(Dataset items)
┌──

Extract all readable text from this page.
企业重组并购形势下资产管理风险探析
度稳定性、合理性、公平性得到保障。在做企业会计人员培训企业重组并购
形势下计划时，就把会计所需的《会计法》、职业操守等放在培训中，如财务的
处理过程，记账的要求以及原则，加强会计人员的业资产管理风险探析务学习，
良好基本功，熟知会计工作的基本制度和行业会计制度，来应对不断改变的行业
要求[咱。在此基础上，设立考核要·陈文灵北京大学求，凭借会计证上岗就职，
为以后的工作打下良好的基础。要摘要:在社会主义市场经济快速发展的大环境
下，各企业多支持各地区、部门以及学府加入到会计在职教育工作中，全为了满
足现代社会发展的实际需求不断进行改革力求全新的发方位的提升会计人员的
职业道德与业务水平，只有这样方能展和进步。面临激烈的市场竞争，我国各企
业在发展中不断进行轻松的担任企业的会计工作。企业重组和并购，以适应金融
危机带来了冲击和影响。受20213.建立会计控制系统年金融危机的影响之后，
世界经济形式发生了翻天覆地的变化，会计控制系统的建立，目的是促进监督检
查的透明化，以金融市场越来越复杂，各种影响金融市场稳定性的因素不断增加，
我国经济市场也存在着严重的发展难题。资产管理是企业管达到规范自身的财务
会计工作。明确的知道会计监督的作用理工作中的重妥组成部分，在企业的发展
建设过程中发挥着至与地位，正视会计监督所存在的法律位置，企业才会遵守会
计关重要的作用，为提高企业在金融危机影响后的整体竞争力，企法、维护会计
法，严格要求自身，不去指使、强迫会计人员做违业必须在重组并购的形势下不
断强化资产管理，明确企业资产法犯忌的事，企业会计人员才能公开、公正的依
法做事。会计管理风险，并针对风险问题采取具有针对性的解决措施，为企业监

└──

### What is being asked
Write out every line of the records exactly.

### Problem solution
Extract all readable text from this page.
企业重组并购形势下资产管理风险探析
度稳定性、合理性、公平性得到保障。在做企业会计人员培训企业重组并购
形势下计划时，就把会计所需的《会计法》、职业操守等放在培训中，如财务的
处理过程，记账的要求以及原则，加强会计人员的业资产管理风险探析务学习，
良好基本功，熟知会计工作的基本制度和行业会计制度，来应对不断改变的行业
要求[咱。在此基础上，设立考核要·陈文灵北京大学求，凭借会计证上岗就职，
为以后的工作打下良好的基础。要摘要:在社会主义市场经济快速发展的大环境
下，各企业多支持各地区、部门以及学府加入到会计在职教育工作中，全为了满
足现代社会发展的实际需求不断进行改革力求全新的发方位的提升会计人员的
职业道德与业务水平，只有这样方能展和进步。面临激烈的市场竞争，我国各企
业在发展中不断进行轻松的担任企业的会计工作。企业重组和并购，以适应金融
危机带来了冲击和影响。受20213.建立会计控制系统年金融危机的影响之后，
世界经济形式发生了翻天覆地的变化，会计控制系统的建立，目的是促进监督检
查的透明化，以金融市场越来越复杂，各种影响金融市场稳定性的因素不断增加，
我国经济市场也存在着严重的发展难题。资产管理是企业管达到规范自身的财务
会计工作。明确的知道会计监督的作用理工作中的重妥组成部分，在企业的发展
建设过程中发挥着至与地位，正视会计监督所存在的法律位置，企业才会遵守会
计关重要的作用，为提高企业在金融危机影响后的整体竞争力，企法、维护会计
法，严格要求自身，不去指使、强迫会计人员做违业必须在重组并购的形势下不
断强化资产管理，明确企业资产法犯忌的事，企业会计人员才能公开、公正的依
法做事。会计管理风险，并针对风险问题采取具有针对性的解决措施，为企业监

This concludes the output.